Dataset entries:
— START —
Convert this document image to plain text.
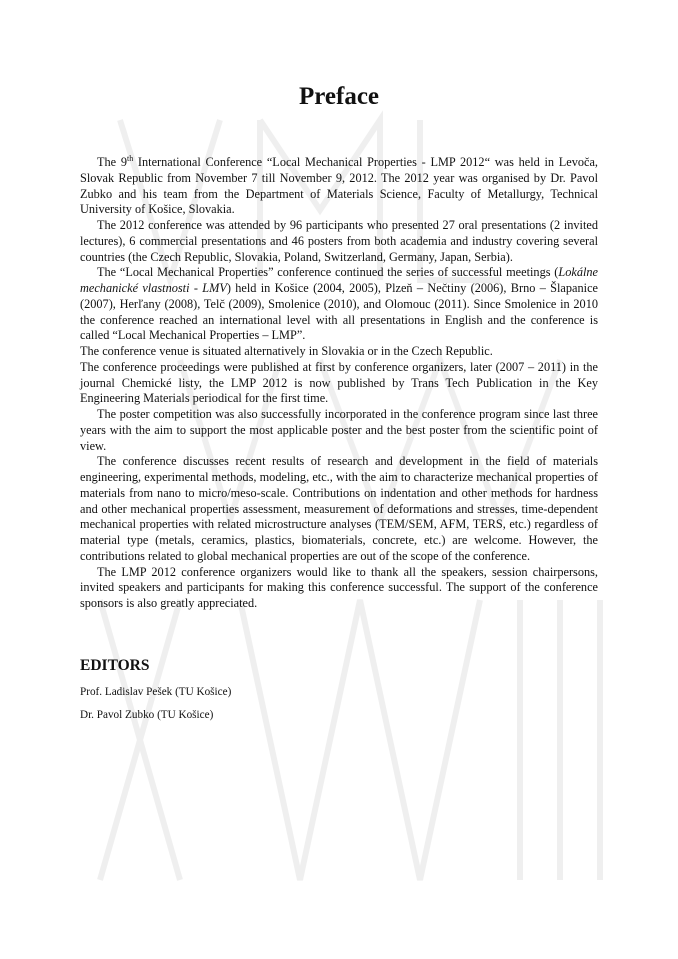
Preface

The 9th International Conference “Local Mechanical Properties - LMP 2012“ was held in Levoča, Slovak Republic from November 7 till November 9, 2012. The 2012 year was organised by Dr. Pavol Zubko and his team from the Department of Materials Science, Faculty of Metallurgy, Technical University of Košice, Slovakia.

The 2012 conference was attended by 96 participants who presented 27 oral presentations (2 invited lectures), 6 commercial presentations and 46 posters from both academia and industry covering several countries (the Czech Republic, Slovakia, Poland, Switzerland, Germany, Japan, Serbia).

The “Local Mechanical Properties” conference continued the series of successful meetings (Lokálne mechanické vlastnosti - LMV) held in Košice (2004, 2005), Plzeň – Nečtiny (2006), Brno – Šlapanice (2007), Herľany (2008), Telč (2009), Smolenice (2010), and Olomouc (2011). Since Smolenice in 2010 the conference reached an international level with all presentations in English and the conference is called “Local Mechanical Properties – LMP”.

The conference venue is situated alternatively in Slovakia or in the Czech Republic.

The conference proceedings were published at first by conference organizers, later (2007 – 2011) in the journal Chemické listy, the LMP 2012 is now published by Trans Tech Publication in the Key Engineering Materials periodical for the first time.

The poster competition was also successfully incorporated in the conference program since last three years with the aim to support the most applicable poster and the best poster from the scientific point of view.

The conference discusses recent results of research and development in the field of materials engineering, experimental methods, modeling, etc., with the aim to characterize mechanical properties of materials from nano to micro/meso-scale. Contributions on indentation and other methods for hardness and other mechanical properties assessment, measurement of deformations and stresses, time-dependent mechanical properties with related microstructure analyses (TEM/SEM, AFM, TERS, etc.) regardless of material type (metals, ceramics, plastics, biomaterials, concrete, etc.) are welcome. However, the contributions related to global mechanical properties are out of the scope of the conference.

The LMP 2012 conference organizers would like to thank all the speakers, session chairpersons, invited speakers and participants for making this conference successful. The support of the conference sponsors is also greatly appreciated.

EDITORS

Prof. Ladislav Pešek (TU Košice)

Dr. Pavol Zubko (TU Košice)
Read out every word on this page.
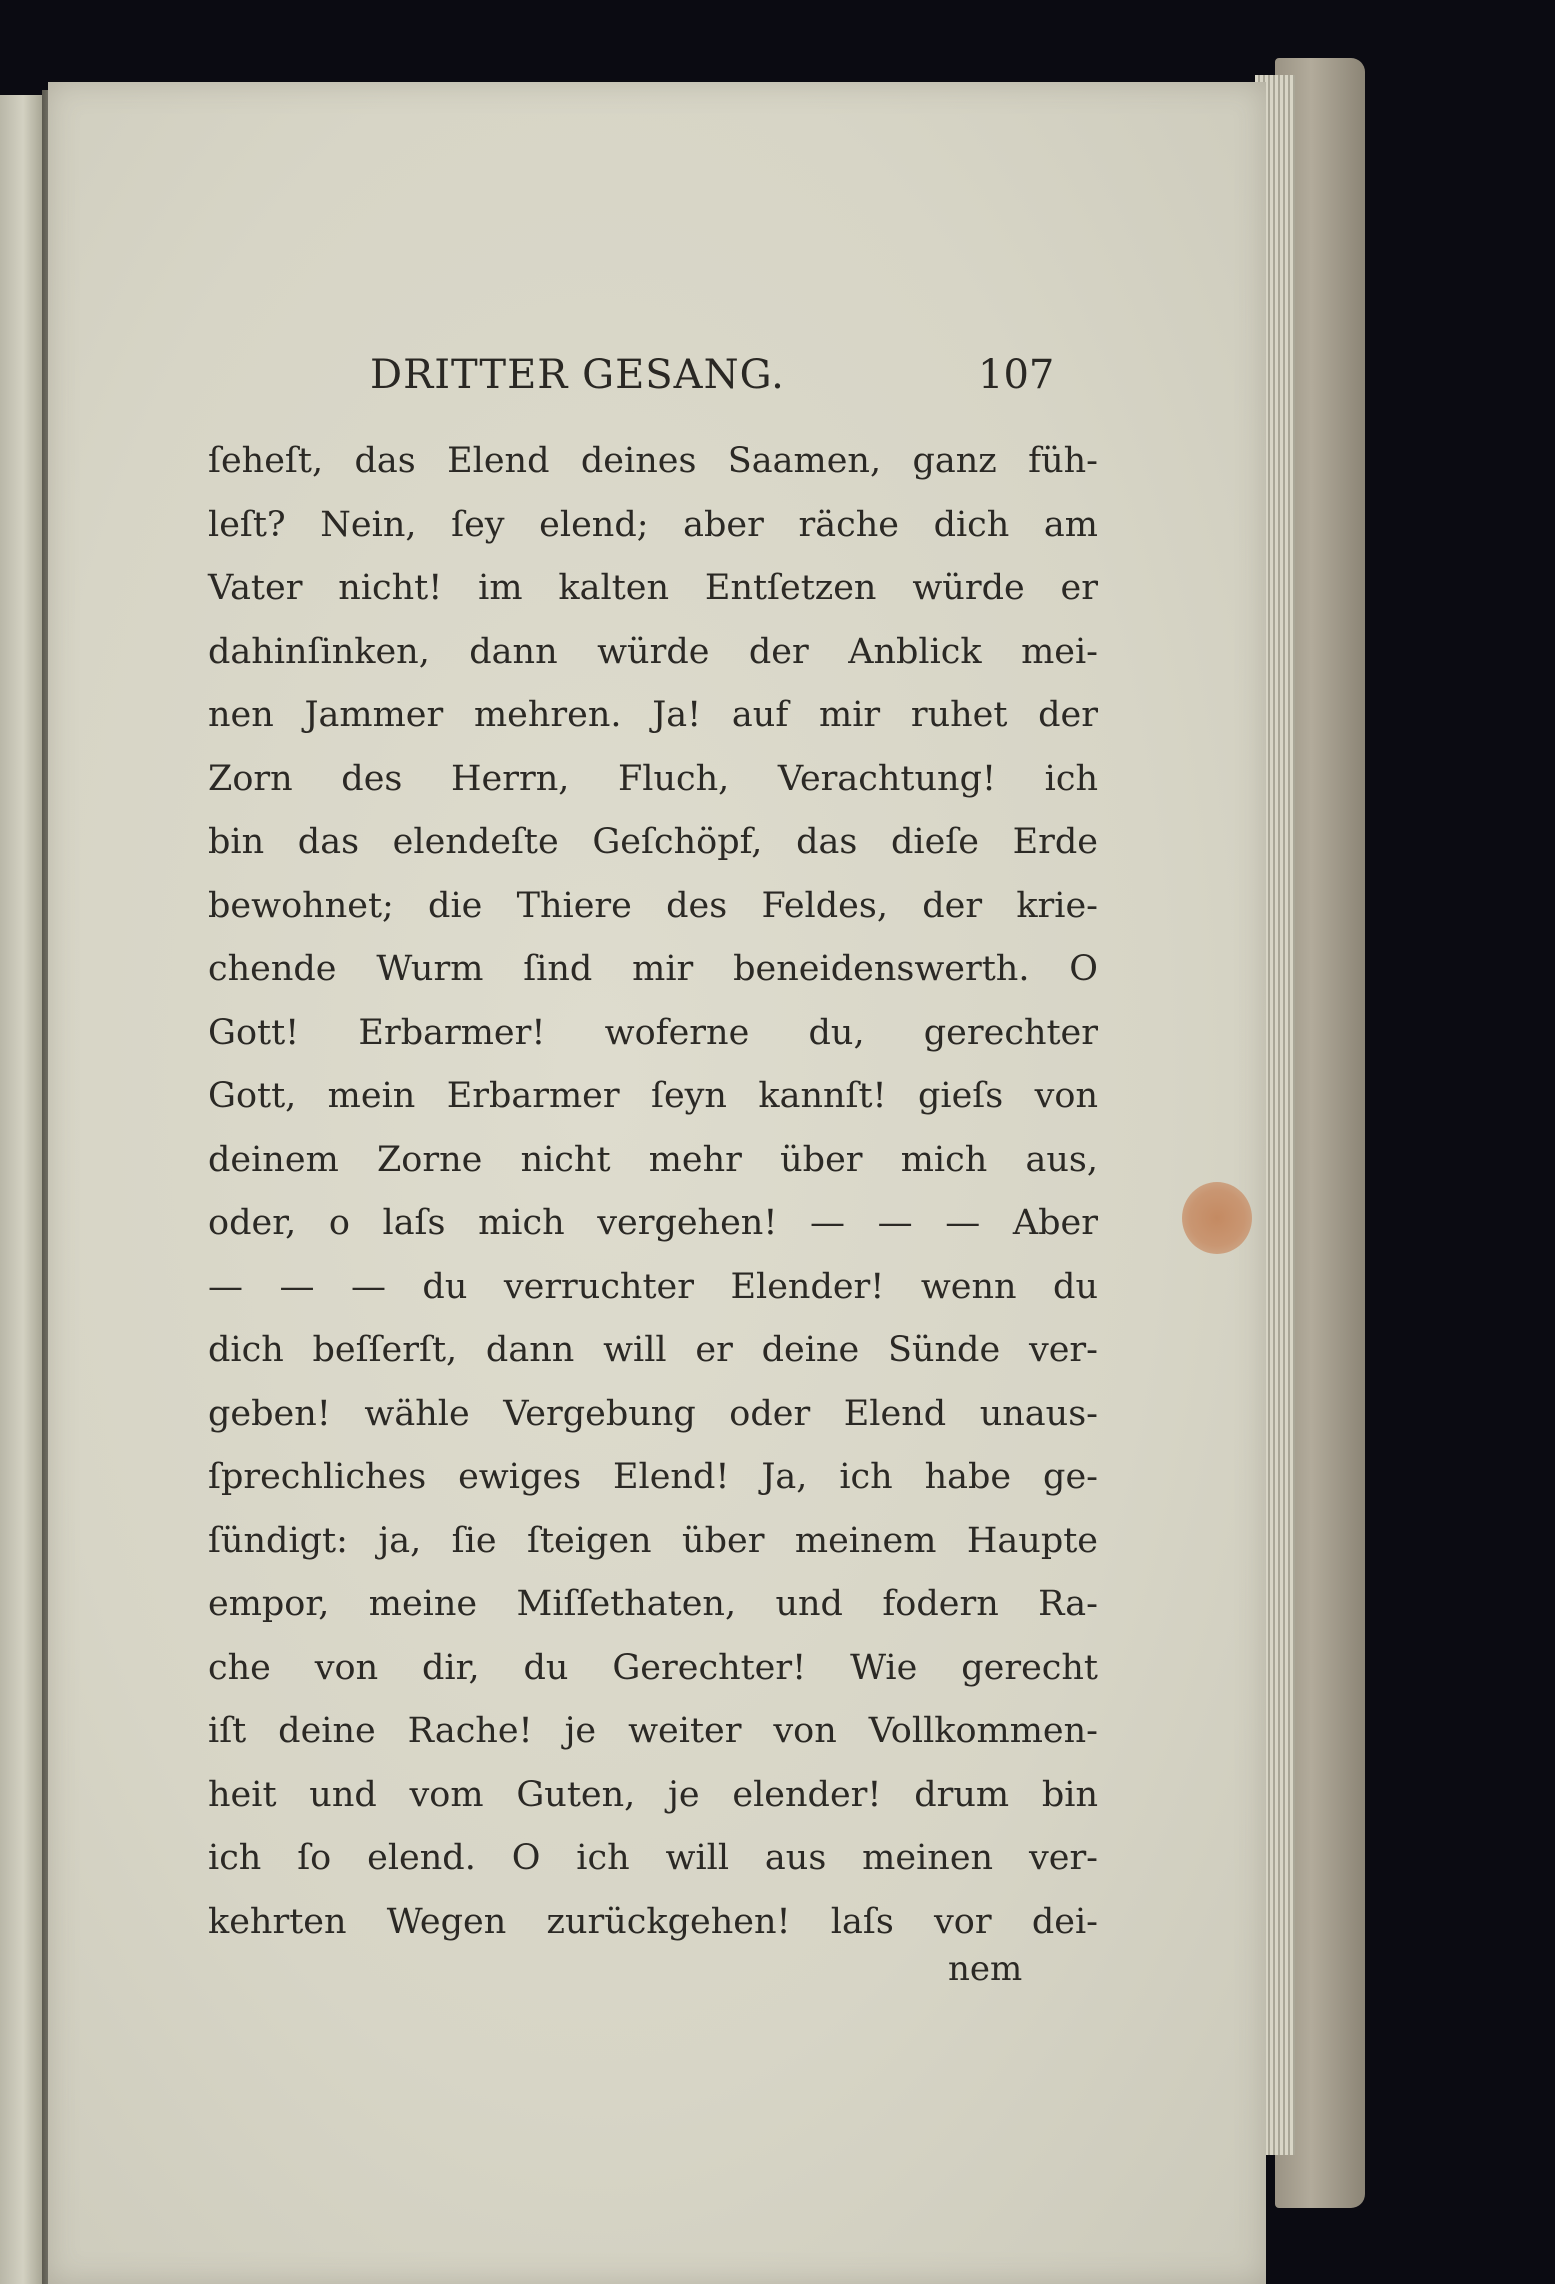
DRITTER GESANG.	107
ſeheſt, das Elend deines Saamen, ganz füh-
leſt? Nein, ſey elend; aber räche dich am
Vater nicht! im kalten Entſetzen würde er
dahinſinken, dann würde der Anblick mei-
nen Jammer mehren. Ja! auf mir ruhet der
Zorn des Herrn, Fluch, Verachtung! ich
bin das elendeſte Geſchöpf, das dieſe Erde
bewohnet; die Thiere des Feldes, der krie-
chende Wurm ſind mir beneidenswerth. O
Gott! Erbarmer! woferne du, gerechter
Gott, mein Erbarmer ſeyn kannſt! gieſs von
deinem Zorne nicht mehr über mich aus,
oder, o laſs mich vergehen! — — — Aber
— — — du verruchter Elender! wenn du
dich beſſerſt, dann will er deine Sünde ver-
geben! wähle Vergebung oder Elend unaus-
ſprechliches ewiges Elend! Ja, ich habe ge-
ſündigt: ja, ſie ſteigen über meinem Haupte
empor, meine Miſſethaten, und fodern Ra-
che von dir, du Gerechter! Wie gerecht
iſt deine Rache! je weiter von Vollkommen-
heit und vom Guten, je elender! drum bin
ich ſo elend. O ich will aus meinen ver-
kehrten Wegen zurückgehen! laſs vor dei-
nem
— END —
Your copy should hold every record word for word and none of the pictures.

Answer below:
Convert this document image to plain text.
Preface

The 9th International Conference “Local Mechanical Properties - LMP 2012“ was held in Levoča, Slovak Republic from November 7 till November 9, 2012. The 2012 year was organised by Dr. Pavol Zubko and his team from the Department of Materials Science, Faculty of Metallurgy, Technical University of Košice, Slovakia.

The 2012 conference was attended by 96 participants who presented 27 oral presentations (2 invited lectures), 6 commercial presentations and 46 posters from both academia and industry covering several countries (the Czech Republic, Slovakia, Poland, Switzerland, Germany, Japan, Serbia).

The “Local Mechanical Properties” conference continued the series of successful meetings (Lokálne mechanické vlastnosti - LMV) held in Košice (2004, 2005), Plzeň – Nečtiny (2006), Brno – Šlapanice (2007), Herľany (2008), Telč (2009), Smolenice (2010), and Olomouc (2011). Since Smolenice in 2010 the conference reached an international level with all presentations in English and the conference is called “Local Mechanical Properties – LMP”.

The conference venue is situated alternatively in Slovakia or in the Czech Republic.

The conference proceedings were published at first by conference organizers, later (2007 – 2011) in the journal Chemické listy, the LMP 2012 is now published by Trans Tech Publication in the Key Engineering Materials periodical for the first time.

The poster competition was also successfully incorporated in the conference program since last three years with the aim to support the most applicable poster and the best poster from the scientific point of view.

The conference discusses recent results of research and development in the field of materials engineering, experimental methods, modeling, etc., with the aim to characterize mechanical properties of materials from nano to micro/meso-scale. Contributions on indentation and other methods for hardness and other mechanical properties assessment, measurement of deformations and stresses, time-dependent mechanical properties with related microstructure analyses (TEM/SEM, AFM, TERS, etc.) regardless of material type (metals, ceramics, plastics, biomaterials, concrete, etc.) are welcome. However, the contributions related to global mechanical properties are out of the scope of the conference.

The LMP 2012 conference organizers would like to thank all the speakers, session chairpersons, invited speakers and participants for making this conference successful. The support of the conference sponsors is also greatly appreciated.

EDITORS

Prof. Ladislav Pešek (TU Košice)

Dr. Pavol Zubko (TU Košice)
Read out every word on this page.
DRITTER GESANG.	107
ſeheſt, das Elend deines Saamen, ganz füh-
leſt? Nein, ſey elend; aber räche dich am
Vater nicht! im kalten Entſetzen würde er
dahinſinken, dann würde der Anblick mei-
nen Jammer mehren. Ja! auf mir ruhet der
Zorn des Herrn, Fluch, Verachtung! ich
bin das elendeſte Geſchöpf, das dieſe Erde
bewohnet; die Thiere des Feldes, der krie-
chende Wurm ſind mir beneidenswerth. O
Gott! Erbarmer! woferne du, gerechter
Gott, mein Erbarmer ſeyn kannſt! gieſs von
deinem Zorne nicht mehr über mich aus,
oder, o laſs mich vergehen! — — — Aber
— — — du verruchter Elender! wenn du
dich beſſerſt, dann will er deine Sünde ver-
geben! wähle Vergebung oder Elend unaus-
ſprechliches ewiges Elend! Ja, ich habe ge-
ſündigt: ja, ſie ſteigen über meinem Haupte
empor, meine Miſſethaten, und fodern Ra-
che von dir, du Gerechter! Wie gerecht
iſt deine Rache! je weiter von Vollkommen-
heit und vom Guten, je elender! drum bin
ich ſo elend. O ich will aus meinen ver-
kehrten Wegen zurückgehen! laſs vor dei-
nem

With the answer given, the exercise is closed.